[Dataset records]

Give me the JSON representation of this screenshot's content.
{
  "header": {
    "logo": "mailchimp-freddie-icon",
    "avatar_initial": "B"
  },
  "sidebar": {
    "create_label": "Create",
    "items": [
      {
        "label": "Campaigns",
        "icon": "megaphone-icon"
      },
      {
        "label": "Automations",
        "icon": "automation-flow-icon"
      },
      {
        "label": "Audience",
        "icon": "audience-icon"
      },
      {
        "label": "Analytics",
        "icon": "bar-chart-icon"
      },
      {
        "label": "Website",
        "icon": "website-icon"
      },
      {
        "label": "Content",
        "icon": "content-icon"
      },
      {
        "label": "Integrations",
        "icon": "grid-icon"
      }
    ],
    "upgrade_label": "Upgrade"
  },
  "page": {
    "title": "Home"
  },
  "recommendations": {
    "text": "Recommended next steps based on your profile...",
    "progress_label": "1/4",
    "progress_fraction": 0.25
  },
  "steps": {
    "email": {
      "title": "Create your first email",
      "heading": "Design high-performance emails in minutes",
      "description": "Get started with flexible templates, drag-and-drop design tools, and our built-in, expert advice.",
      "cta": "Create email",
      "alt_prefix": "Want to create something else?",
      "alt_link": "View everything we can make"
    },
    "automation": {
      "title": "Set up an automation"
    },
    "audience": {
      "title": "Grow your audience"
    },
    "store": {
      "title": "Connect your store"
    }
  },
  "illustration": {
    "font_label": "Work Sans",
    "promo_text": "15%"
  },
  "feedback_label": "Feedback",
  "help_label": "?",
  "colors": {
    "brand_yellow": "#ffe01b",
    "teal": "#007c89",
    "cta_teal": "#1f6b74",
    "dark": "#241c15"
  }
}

▸ Task goal
Write out all the data again, exactly as it appears.

▸ Reply to the exercise
Give me the JSON representation of this screenshot's content.
{
  "header": {
    "logo": "mailchimp-freddie-icon",
    "avatar_initial": "B"
  },
  "sidebar": {
    "create_label": "Create",
    "items": [
      {
        "label": "Campaigns",
        "icon": "megaphone-icon"
      },
      {
        "label": "Automations",
        "icon": "automation-flow-icon"
      },
      {
        "label": "Audience",
        "icon": "audience-icon"
      },
      {
        "label": "Analytics",
        "icon": "bar-chart-icon"
      },
      {
        "label": "Website",
        "icon": "website-icon"
      },
      {
        "label": "Content",
        "icon": "content-icon"
      },
      {
        "label": "Integrations",
        "icon": "grid-icon"
      }
    ],
    "upgrade_label": "Upgrade"
  },
  "page": {
    "title": "Home"
  },
  "recommendations": {
    "text": "Recommended next steps based on your profile...",
    "progress_label": "1/4",
    "progress_fraction": 0.25
  },
  "steps": {
    "email": {
      "title": "Create your first email",
      "heading": "Design high-performance emails in minutes",
      "description": "Get started with flexible templates, drag-and-drop design tools, and our built-in, expert advice.",
      "cta": "Create email",
      "alt_prefix": "Want to create something else?",
      "alt_link": "View everything we can make"
    },
    "automation": {
      "title": "Set up an automation"
    },
    "audience": {
      "title": "Grow your audience"
    },
    "store": {
      "title": "Connect your store"
    }
  },
  "illustration": {
    "font_label": "Work Sans",
    "promo_text": "15%"
  },
  "feedback_label": "Feedback",
  "help_label": "?",
  "colors": {
    "brand_yellow": "#ffe01b",
    "teal": "#007c89",
    "cta_teal": "#1f6b74",
    "dark": "#241c15"
  }
}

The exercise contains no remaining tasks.